Stated problem
Collect all lines from the listing that include the string "trouver".

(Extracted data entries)
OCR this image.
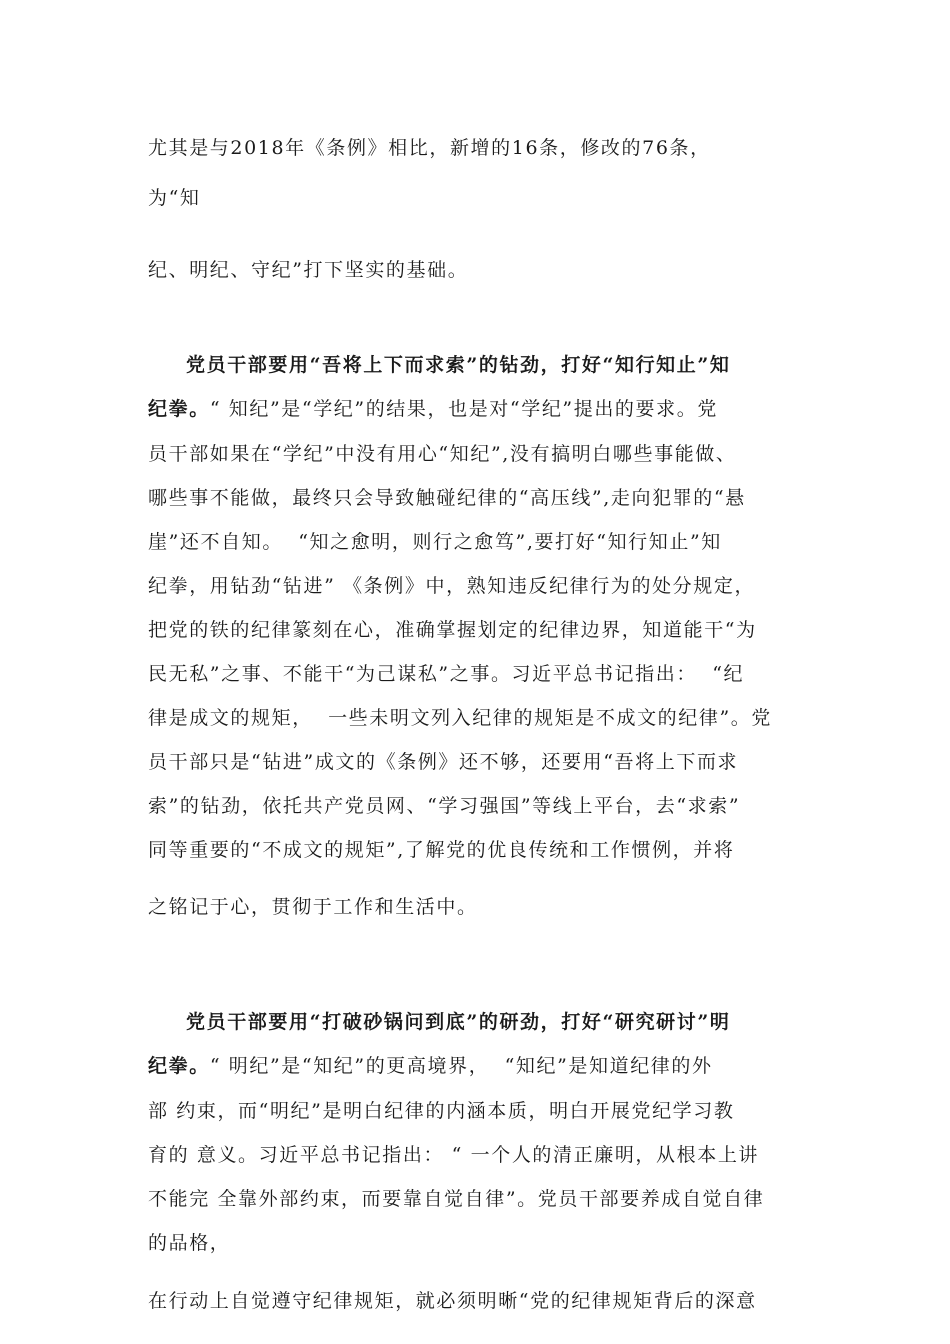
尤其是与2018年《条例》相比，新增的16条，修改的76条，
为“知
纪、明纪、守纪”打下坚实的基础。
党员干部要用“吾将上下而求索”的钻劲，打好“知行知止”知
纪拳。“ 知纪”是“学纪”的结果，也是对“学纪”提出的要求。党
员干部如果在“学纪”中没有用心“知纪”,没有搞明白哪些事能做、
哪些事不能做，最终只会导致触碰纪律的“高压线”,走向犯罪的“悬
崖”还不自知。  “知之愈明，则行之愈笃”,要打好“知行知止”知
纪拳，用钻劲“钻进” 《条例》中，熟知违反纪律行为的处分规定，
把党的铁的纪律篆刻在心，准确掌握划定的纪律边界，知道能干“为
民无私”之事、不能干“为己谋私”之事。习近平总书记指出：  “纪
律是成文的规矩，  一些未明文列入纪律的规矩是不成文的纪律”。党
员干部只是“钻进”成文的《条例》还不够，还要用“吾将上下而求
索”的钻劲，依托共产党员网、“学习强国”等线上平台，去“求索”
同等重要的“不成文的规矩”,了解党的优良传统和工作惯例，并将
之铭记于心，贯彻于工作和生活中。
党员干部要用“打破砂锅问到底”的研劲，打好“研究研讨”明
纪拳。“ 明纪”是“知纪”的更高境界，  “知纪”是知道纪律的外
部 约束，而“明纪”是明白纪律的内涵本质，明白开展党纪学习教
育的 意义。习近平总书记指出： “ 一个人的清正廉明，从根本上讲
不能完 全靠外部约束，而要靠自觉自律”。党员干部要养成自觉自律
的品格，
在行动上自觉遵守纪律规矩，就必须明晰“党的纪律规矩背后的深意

* * *

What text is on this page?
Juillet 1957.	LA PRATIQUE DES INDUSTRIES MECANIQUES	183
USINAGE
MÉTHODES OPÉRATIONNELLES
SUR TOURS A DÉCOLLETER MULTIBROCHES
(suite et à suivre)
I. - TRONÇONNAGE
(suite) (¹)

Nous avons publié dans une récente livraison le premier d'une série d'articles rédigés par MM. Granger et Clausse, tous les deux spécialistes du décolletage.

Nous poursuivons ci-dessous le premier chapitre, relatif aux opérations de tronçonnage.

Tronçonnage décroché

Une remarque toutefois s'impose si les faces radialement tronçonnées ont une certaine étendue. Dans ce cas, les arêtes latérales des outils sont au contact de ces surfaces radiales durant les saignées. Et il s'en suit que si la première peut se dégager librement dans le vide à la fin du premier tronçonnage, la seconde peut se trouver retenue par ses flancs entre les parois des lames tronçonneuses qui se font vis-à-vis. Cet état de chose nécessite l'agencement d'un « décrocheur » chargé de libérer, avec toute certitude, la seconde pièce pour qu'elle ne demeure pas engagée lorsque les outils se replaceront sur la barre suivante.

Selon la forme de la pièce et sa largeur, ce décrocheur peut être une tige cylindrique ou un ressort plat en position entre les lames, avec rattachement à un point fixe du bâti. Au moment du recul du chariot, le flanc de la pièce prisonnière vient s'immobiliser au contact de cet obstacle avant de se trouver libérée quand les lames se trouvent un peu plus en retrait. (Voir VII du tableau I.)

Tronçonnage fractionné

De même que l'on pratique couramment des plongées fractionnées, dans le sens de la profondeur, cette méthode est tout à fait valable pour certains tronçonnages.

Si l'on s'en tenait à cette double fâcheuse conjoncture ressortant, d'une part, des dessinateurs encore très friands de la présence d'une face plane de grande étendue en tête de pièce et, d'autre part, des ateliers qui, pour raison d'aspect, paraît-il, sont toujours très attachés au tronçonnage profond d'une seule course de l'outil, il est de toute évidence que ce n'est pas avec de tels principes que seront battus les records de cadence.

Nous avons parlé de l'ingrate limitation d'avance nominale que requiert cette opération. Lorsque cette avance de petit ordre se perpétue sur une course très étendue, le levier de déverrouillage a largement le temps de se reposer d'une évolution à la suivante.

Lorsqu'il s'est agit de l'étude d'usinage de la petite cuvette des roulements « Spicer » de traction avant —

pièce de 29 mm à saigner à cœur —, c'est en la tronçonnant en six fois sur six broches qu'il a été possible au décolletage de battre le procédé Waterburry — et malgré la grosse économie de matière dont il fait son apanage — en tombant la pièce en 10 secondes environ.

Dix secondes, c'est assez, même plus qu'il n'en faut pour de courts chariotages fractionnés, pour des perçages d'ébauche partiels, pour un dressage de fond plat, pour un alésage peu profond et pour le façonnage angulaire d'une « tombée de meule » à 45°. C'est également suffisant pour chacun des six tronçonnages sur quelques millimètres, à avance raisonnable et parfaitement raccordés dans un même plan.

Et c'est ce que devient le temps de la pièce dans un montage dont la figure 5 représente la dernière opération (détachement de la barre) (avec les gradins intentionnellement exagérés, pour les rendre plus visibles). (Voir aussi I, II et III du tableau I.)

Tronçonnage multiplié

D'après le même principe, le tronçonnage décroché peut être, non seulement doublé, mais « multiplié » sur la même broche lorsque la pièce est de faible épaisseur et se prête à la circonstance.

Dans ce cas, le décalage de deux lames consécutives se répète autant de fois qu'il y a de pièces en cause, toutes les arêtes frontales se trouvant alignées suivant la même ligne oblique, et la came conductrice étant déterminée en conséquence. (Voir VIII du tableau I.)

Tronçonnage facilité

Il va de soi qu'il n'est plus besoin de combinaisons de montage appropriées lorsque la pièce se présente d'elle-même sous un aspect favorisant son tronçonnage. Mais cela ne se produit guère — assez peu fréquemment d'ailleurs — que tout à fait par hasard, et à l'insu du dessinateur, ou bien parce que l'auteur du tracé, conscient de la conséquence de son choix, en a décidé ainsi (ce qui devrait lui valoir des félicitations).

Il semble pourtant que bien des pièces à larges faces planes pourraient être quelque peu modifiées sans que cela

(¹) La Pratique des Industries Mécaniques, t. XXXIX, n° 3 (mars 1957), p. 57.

Answer below
Une remarque toutefois s'impose si les faces radialement tronçonnées ont une certaine étendue. Dans ce cas, les arêtes latérales des outils sont au contact de ces surfaces radiales durant les saignées. Et il s'en suit que si la première peut se dégager librement dans le vide à la fin du premier tronçonnage, la seconde peut se trouver retenue par ses flancs entre les parois des lames tronçonneuses qui se font vis-à-vis. Cet état de chose nécessite l'agencement d'un « décrocheur » chargé de libérer, avec toute certitude, la seconde pièce pour qu'elle ne demeure pas engagée lorsque les outils se replaceront sur la barre suivante.
Selon la forme de la pièce et sa largeur, ce décrocheur peut être une tige cylindrique ou un ressort plat en position entre les lames, avec rattachement à un point fixe du bâti. Au moment du recul du chariot, le flanc de la pièce prisonnière vient s'immobiliser au contact de cet obstacle avant de se trouver libérée quand les lames se trouvent un peu plus en retrait. (Voir VII du tableau I.)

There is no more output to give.